• **Brief**
Each entry below should be echoed exactly, with pictures omitted.
**** Supplied records
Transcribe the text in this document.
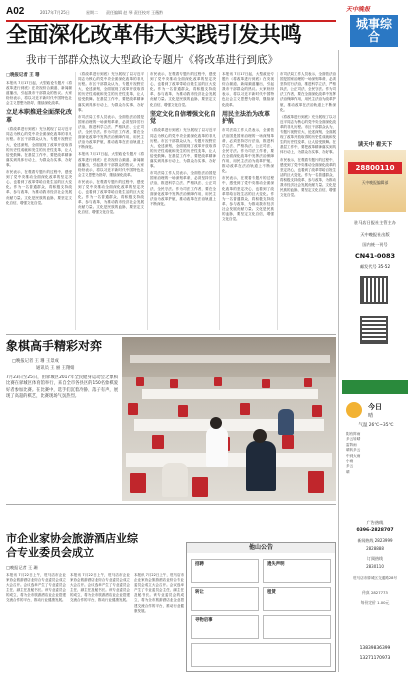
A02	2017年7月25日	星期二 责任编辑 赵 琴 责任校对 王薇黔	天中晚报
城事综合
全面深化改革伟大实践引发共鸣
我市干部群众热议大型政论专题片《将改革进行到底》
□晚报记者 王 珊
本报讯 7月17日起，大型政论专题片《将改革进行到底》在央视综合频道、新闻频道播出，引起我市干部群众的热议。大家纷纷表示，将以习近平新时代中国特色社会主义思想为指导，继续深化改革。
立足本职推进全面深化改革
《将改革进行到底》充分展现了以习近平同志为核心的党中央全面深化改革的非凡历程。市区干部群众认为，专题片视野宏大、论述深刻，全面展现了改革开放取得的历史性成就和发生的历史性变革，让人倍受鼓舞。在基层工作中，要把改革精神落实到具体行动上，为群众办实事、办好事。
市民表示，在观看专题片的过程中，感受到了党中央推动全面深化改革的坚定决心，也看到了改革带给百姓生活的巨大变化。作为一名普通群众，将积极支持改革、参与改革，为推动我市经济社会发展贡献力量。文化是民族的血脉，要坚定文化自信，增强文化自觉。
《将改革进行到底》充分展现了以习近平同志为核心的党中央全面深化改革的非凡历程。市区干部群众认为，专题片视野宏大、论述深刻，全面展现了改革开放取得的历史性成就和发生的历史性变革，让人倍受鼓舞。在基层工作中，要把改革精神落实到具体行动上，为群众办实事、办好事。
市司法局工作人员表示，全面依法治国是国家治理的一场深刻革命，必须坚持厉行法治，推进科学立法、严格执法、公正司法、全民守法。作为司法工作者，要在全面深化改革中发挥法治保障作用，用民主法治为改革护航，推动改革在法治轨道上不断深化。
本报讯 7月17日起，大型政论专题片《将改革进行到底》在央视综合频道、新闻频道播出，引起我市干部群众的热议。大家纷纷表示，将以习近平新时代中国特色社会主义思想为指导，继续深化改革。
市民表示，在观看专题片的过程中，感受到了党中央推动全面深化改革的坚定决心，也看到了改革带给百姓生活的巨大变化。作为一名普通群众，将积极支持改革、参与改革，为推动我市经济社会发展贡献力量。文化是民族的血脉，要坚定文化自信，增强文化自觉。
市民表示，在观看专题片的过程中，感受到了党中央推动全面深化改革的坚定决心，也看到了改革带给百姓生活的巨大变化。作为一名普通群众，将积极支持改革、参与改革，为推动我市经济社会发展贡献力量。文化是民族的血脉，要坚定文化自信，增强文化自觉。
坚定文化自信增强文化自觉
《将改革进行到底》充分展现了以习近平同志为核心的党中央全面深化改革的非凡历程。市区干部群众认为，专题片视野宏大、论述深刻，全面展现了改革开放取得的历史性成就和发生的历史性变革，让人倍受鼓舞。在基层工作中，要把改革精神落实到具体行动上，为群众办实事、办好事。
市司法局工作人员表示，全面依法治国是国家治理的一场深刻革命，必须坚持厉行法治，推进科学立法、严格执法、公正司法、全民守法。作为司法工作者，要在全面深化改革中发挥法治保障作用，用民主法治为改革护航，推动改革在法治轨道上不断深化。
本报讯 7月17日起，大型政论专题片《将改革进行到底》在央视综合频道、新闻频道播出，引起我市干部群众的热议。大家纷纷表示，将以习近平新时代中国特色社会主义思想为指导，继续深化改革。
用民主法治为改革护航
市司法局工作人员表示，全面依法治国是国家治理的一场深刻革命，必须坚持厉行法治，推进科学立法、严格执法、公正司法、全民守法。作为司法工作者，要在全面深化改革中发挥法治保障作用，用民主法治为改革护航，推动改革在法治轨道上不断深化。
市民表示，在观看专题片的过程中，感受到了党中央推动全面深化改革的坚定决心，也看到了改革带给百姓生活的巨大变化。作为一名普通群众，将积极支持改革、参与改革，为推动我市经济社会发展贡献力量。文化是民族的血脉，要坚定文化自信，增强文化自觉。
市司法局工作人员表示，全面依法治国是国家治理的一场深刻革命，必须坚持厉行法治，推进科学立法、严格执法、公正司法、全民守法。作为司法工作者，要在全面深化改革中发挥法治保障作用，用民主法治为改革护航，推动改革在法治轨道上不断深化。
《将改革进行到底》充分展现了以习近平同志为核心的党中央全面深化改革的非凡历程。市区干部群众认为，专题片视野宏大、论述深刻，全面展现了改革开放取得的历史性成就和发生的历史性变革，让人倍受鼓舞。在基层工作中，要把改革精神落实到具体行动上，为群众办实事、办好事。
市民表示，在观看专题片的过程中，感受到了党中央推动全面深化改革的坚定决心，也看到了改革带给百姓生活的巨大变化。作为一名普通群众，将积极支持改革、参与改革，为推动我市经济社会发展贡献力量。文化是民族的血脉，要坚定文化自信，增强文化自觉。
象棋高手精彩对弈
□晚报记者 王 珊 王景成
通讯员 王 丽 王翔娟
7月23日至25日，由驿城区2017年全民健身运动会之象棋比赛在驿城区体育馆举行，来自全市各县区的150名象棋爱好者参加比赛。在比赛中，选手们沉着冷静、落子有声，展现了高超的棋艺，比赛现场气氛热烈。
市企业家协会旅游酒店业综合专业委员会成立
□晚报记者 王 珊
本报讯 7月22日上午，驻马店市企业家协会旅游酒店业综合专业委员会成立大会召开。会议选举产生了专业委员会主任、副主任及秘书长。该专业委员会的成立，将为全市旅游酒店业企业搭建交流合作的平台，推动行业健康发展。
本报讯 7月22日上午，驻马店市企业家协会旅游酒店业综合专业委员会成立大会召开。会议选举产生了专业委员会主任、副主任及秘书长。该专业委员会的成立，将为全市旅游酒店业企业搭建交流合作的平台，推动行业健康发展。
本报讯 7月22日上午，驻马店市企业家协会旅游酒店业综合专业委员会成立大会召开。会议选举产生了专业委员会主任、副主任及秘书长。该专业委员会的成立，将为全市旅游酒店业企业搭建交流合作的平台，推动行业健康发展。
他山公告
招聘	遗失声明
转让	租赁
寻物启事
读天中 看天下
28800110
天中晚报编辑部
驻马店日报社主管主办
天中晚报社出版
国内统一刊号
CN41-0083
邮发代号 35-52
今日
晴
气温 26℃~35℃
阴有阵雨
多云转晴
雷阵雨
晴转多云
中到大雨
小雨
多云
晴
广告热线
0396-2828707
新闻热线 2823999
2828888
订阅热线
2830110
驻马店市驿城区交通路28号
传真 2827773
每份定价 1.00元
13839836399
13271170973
********
• **Reply**
Transcribe the text in this document.
A02	2017年7月25日	星期二 责任编辑 赵 琴 责任校对 王薇黔	天中晚报
城事综合
全面深化改革伟大实践引发共鸣
我市干部群众热议大型政论专题片《将改革进行到底》
□晚报记者 王 珊
本报讯 7月17日起，大型政论专题片《将改革进行到底》在央视综合频道、新闻频道播出，引起我市干部群众的热议。大家纷纷表示，将以习近平新时代中国特色社会主义思想为指导，继续深化改革。
立足本职推进全面深化改革
《将改革进行到底》充分展现了以习近平同志为核心的党中央全面深化改革的非凡历程。市区干部群众认为，专题片视野宏大、论述深刻，全面展现了改革开放取得的历史性成就和发生的历史性变革，让人倍受鼓舞。在基层工作中，要把改革精神落实到具体行动上，为群众办实事、办好事。
市民表示，在观看专题片的过程中，感受到了党中央推动全面深化改革的坚定决心，也看到了改革带给百姓生活的巨大变化。作为一名普通群众，将积极支持改革、参与改革，为推动我市经济社会发展贡献力量。文化是民族的血脉，要坚定文化自信，增强文化自觉。
《将改革进行到底》充分展现了以习近平同志为核心的党中央全面深化改革的非凡历程。市区干部群众认为，专题片视野宏大、论述深刻，全面展现了改革开放取得的历史性成就和发生的历史性变革，让人倍受鼓舞。在基层工作中，要把改革精神落实到具体行动上，为群众办实事、办好事。
市司法局工作人员表示，全面依法治国是国家治理的一场深刻革命，必须坚持厉行法治，推进科学立法、严格执法、公正司法、全民守法。作为司法工作者，要在全面深化改革中发挥法治保障作用，用民主法治为改革护航，推动改革在法治轨道上不断深化。
本报讯 7月17日起，大型政论专题片《将改革进行到底》在央视综合频道、新闻频道播出，引起我市干部群众的热议。大家纷纷表示，将以习近平新时代中国特色社会主义思想为指导，继续深化改革。
市民表示，在观看专题片的过程中，感受到了党中央推动全面深化改革的坚定决心，也看到了改革带给百姓生活的巨大变化。作为一名普通群众，将积极支持改革、参与改革，为推动我市经济社会发展贡献力量。文化是民族的血脉，要坚定文化自信，增强文化自觉。
市民表示，在观看专题片的过程中，感受到了党中央推动全面深化改革的坚定决心，也看到了改革带给百姓生活的巨大变化。作为一名普通群众，将积极支持改革、参与改革，为推动我市经济社会发展贡献力量。文化是民族的血脉，要坚定文化自信，增强文化自觉。
坚定文化自信增强文化自觉
《将改革进行到底》充分展现了以习近平同志为核心的党中央全面深化改革的非凡历程。市区干部群众认为，专题片视野宏大、论述深刻，全面展现了改革开放取得的历史性成就和发生的历史性变革，让人倍受鼓舞。在基层工作中，要把改革精神落实到具体行动上，为群众办实事、办好事。
市司法局工作人员表示，全面依法治国是国家治理的一场深刻革命，必须坚持厉行法治，推进科学立法、严格执法、公正司法、全民守法。作为司法工作者，要在全面深化改革中发挥法治保障作用，用民主法治为改革护航，推动改革在法治轨道上不断深化。
本报讯 7月17日起，大型政论专题片《将改革进行到底》在央视综合频道、新闻频道播出，引起我市干部群众的热议。大家纷纷表示，将以习近平新时代中国特色社会主义思想为指导，继续深化改革。
用民主法治为改革护航
市司法局工作人员表示，全面依法治国是国家治理的一场深刻革命，必须坚持厉行法治，推进科学立法、严格执法、公正司法、全民守法。作为司法工作者，要在全面深化改革中发挥法治保障作用，用民主法治为改革护航，推动改革在法治轨道上不断深化。
市民表示，在观看专题片的过程中，感受到了党中央推动全面深化改革的坚定决心，也看到了改革带给百姓生活的巨大变化。作为一名普通群众，将积极支持改革、参与改革，为推动我市经济社会发展贡献力量。文化是民族的血脉，要坚定文化自信，增强文化自觉。
市司法局工作人员表示，全面依法治国是国家治理的一场深刻革命，必须坚持厉行法治，推进科学立法、严格执法、公正司法、全民守法。作为司法工作者，要在全面深化改革中发挥法治保障作用，用民主法治为改革护航，推动改革在法治轨道上不断深化。
《将改革进行到底》充分展现了以习近平同志为核心的党中央全面深化改革的非凡历程。市区干部群众认为，专题片视野宏大、论述深刻，全面展现了改革开放取得的历史性成就和发生的历史性变革，让人倍受鼓舞。在基层工作中，要把改革精神落实到具体行动上，为群众办实事、办好事。
市民表示，在观看专题片的过程中，感受到了党中央推动全面深化改革的坚定决心，也看到了改革带给百姓生活的巨大变化。作为一名普通群众，将积极支持改革、参与改革，为推动我市经济社会发展贡献力量。文化是民族的血脉，要坚定文化自信，增强文化自觉。
象棋高手精彩对弈
□晚报记者 王 珊 王景成
通讯员 王 丽 王翔娟
7月23日至25日，由驿城区2017年全民健身运动会之象棋比赛在驿城区体育馆举行，来自全市各县区的150名象棋爱好者参加比赛。在比赛中，选手们沉着冷静、落子有声，展现了高超的棋艺，比赛现场气氛热烈。
市企业家协会旅游酒店业综合专业委员会成立
□晚报记者 王 珊
本报讯 7月22日上午，驻马店市企业家协会旅游酒店业综合专业委员会成立大会召开。会议选举产生了专业委员会主任、副主任及秘书长。该专业委员会的成立，将为全市旅游酒店业企业搭建交流合作的平台，推动行业健康发展。
本报讯 7月22日上午，驻马店市企业家协会旅游酒店业综合专业委员会成立大会召开。会议选举产生了专业委员会主任、副主任及秘书长。该专业委员会的成立，将为全市旅游酒店业企业搭建交流合作的平台，推动行业健康发展。
本报讯 7月22日上午，驻马店市企业家协会旅游酒店业综合专业委员会成立大会召开。会议选举产生了专业委员会主任、副主任及秘书长。该专业委员会的成立，将为全市旅游酒店业企业搭建交流合作的平台，推动行业健康发展。
他山公告
招聘	遗失声明
转让	租赁
寻物启事
读天中 看天下
28800110
天中晚报编辑部
驻马店日报社主管主办
天中晚报社出版
国内统一刊号
CN41-0083
邮发代号 35-52
今日
晴
气温 26℃~35℃
阴有阵雨
多云转晴
雷阵雨
晴转多云
中到大雨
小雨
多云
晴
广告热线
0396-2828707
新闻热线 2823999
2828888
订阅热线
2830110
驻马店市驿城区交通路28号
传真 2827773
每份定价 1.00元
13839836399
13271170973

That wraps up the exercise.